(Excerpt from a dataset)
——

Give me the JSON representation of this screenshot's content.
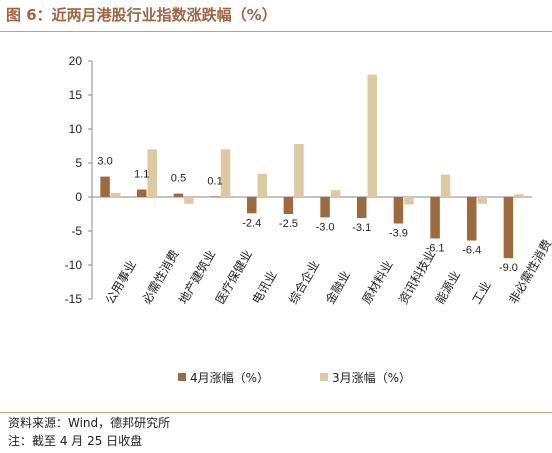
{
  "figure": {
    "title": "图 6：近两月港股行业指数涨跌幅（%）",
    "source": "资料来源：Wind，德邦研究所",
    "note": "注：截至 4 月 25 日收盘"
  },
  "colors": {
    "apr": "#9c6a3d",
    "mar": "#ddc9a2",
    "title": "#a0643f",
    "rule": "#c8a080",
    "axis": "#888888"
  },
  "chart_data": {
    "type": "bar",
    "categories": [
      "公用事业",
      "必需性消费",
      "地产建筑业",
      "医疗保健业",
      "电讯业",
      "综合企业",
      "金融业",
      "原材料业",
      "资讯科技业",
      "能源业",
      "工业",
      "非必需性消费"
    ],
    "series": [
      {
        "name": "4月涨幅（%）",
        "values": [
          3.0,
          1.1,
          0.5,
          0.1,
          -2.4,
          -2.5,
          -3.0,
          -3.1,
          -3.9,
          -6.1,
          -6.4,
          -9.0
        ]
      },
      {
        "name": "3月涨幅（%）",
        "values": [
          0.6,
          7.0,
          -1.0,
          7.0,
          3.4,
          7.8,
          1.0,
          18.0,
          -1.1,
          3.3,
          -1.0,
          0.4
        ]
      }
    ],
    "data_labels": [
      "3.0",
      "1.1",
      "0.5",
      "0.1",
      "-2.4",
      "-2.5",
      "-3.0",
      "-3.1",
      "-3.9",
      "-6.1",
      "-6.4",
      "-9.0"
    ],
    "yticks": [
      "20",
      "15",
      "10",
      "5",
      "0",
      "-5",
      "-10",
      "-15"
    ],
    "ytick_values": [
      20,
      15,
      10,
      5,
      0,
      -5,
      -10,
      -15
    ],
    "ylim": [
      -15,
      20
    ],
    "legend": "bottom"
  }
}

——

● Problem:
Using the records above, output their complete text exactly, minus any images.

● Answer for this exercise:
Give me the JSON representation of this screenshot's content.
{
  "figure": {
    "title": "图 6：近两月港股行业指数涨跌幅（%）",
    "source": "资料来源：Wind，德邦研究所",
    "note": "注：截至 4 月 25 日收盘"
  },
  "colors": {
    "apr": "#9c6a3d",
    "mar": "#ddc9a2",
    "title": "#a0643f",
    "rule": "#c8a080",
    "axis": "#888888"
  },
  "chart_data": {
    "type": "bar",
    "categories": [
      "公用事业",
      "必需性消费",
      "地产建筑业",
      "医疗保健业",
      "电讯业",
      "综合企业",
      "金融业",
      "原材料业",
      "资讯科技业",
      "能源业",
      "工业",
      "非必需性消费"
    ],
    "series": [
      {
        "name": "4月涨幅（%）",
        "values": [
          3.0,
          1.1,
          0.5,
          0.1,
          -2.4,
          -2.5,
          -3.0,
          -3.1,
          -3.9,
          -6.1,
          -6.4,
          -9.0
        ]
      },
      {
        "name": "3月涨幅（%）",
        "values": [
          0.6,
          7.0,
          -1.0,
          7.0,
          3.4,
          7.8,
          1.0,
          18.0,
          -1.1,
          3.3,
          -1.0,
          0.4
        ]
      }
    ],
    "data_labels": [
      "3.0",
      "1.1",
      "0.5",
      "0.1",
      "-2.4",
      "-2.5",
      "-3.0",
      "-3.1",
      "-3.9",
      "-6.1",
      "-6.4",
      "-9.0"
    ],
    "yticks": [
      "20",
      "15",
      "10",
      "5",
      "0",
      "-5",
      "-10",
      "-15"
    ],
    "ytick_values": [
      20,
      15,
      10,
      5,
      0,
      -5,
      -10,
      -15
    ],
    "ylim": [
      -15,
      20
    ],
    "legend": "bottom"
  }
}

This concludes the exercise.